** What you will do **
Copy every line, leaving nothing out and adding nothing.

Stored entries
+++
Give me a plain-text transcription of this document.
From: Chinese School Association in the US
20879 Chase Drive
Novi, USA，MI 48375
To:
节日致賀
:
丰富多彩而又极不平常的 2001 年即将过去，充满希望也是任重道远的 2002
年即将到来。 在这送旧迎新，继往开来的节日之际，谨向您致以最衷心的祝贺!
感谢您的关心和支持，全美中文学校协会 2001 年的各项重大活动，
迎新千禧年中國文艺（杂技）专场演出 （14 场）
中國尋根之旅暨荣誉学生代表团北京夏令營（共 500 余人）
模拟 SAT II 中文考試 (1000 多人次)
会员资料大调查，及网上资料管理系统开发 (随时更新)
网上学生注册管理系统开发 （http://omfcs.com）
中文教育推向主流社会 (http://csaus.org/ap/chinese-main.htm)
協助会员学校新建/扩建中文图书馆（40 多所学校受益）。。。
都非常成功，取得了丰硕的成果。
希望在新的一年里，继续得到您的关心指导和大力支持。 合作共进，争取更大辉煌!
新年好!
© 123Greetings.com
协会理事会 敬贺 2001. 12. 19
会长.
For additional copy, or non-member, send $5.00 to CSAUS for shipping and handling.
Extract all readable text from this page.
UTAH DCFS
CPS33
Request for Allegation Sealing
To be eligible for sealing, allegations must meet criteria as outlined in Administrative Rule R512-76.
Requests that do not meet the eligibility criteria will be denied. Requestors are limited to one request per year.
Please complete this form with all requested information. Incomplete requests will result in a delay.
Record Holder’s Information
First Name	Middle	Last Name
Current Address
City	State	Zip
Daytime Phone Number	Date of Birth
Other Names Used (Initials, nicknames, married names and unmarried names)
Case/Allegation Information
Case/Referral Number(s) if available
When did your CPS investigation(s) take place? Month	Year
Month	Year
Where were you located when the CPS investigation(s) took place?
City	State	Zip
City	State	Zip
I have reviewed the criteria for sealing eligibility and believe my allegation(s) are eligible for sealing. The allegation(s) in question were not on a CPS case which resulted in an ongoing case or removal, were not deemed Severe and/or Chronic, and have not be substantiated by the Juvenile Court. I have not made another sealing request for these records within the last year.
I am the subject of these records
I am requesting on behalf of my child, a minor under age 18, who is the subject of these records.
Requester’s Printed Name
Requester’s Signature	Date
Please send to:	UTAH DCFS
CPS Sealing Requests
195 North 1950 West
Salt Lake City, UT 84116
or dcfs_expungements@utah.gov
+++
** Finished answer **
Give me a plain-text transcription of this document.
From: Chinese School Association in the US
20879 Chase Drive
Novi, USA，MI 48375
To:
节日致賀
:
丰富多彩而又极不平常的 2001 年即将过去，充满希望也是任重道远的 2002
年即将到来。 在这送旧迎新，继往开来的节日之际，谨向您致以最衷心的祝贺!
感谢您的关心和支持，全美中文学校协会 2001 年的各项重大活动，
迎新千禧年中國文艺（杂技）专场演出 （14 场）
中國尋根之旅暨荣誉学生代表团北京夏令營（共 500 余人）
模拟 SAT II 中文考試 (1000 多人次)
会员资料大调查，及网上资料管理系统开发 (随时更新)
网上学生注册管理系统开发 （http://omfcs.com）
中文教育推向主流社会 (http://csaus.org/ap/chinese-main.htm)
協助会员学校新建/扩建中文图书馆（40 多所学校受益）。。。
都非常成功，取得了丰硕的成果。
希望在新的一年里，继续得到您的关心指导和大力支持。 合作共进，争取更大辉煌!
新年好!
© 123Greetings.com
协会理事会 敬贺 2001. 12. 19
会长.
For additional copy, or non-member, send $5.00 to CSAUS for shipping and handling.
Extract all readable text from this page.
UTAH DCFS
CPS33
Request for Allegation Sealing
To be eligible for sealing, allegations must meet criteria as outlined in Administrative Rule R512-76.
Requests that do not meet the eligibility criteria will be denied. Requestors are limited to one request per year.
Please complete this form with all requested information. Incomplete requests will result in a delay.
Record Holder’s Information
First Name	Middle	Last Name
Current Address
City	State	Zip
Daytime Phone Number	Date of Birth
Other Names Used (Initials, nicknames, married names and unmarried names)
Case/Allegation Information
Case/Referral Number(s) if available
When did your CPS investigation(s) take place? Month	Year
Month	Year
Where were you located when the CPS investigation(s) took place?
City	State	Zip
City	State	Zip
I have reviewed the criteria for sealing eligibility and believe my allegation(s) are eligible for sealing. The allegation(s) in question were not on a CPS case which resulted in an ongoing case or removal, were not deemed Severe and/or Chronic, and have not be substantiated by the Juvenile Court. I have not made another sealing request for these records within the last year.
I am the subject of these records
I am requesting on behalf of my child, a minor under age 18, who is the subject of these records.
Requester’s Printed Name
Requester’s Signature	Date
Please send to:	UTAH DCFS
CPS Sealing Requests
195 North 1950 West
Salt Lake City, UT 84116
or dcfs_expungements@utah.gov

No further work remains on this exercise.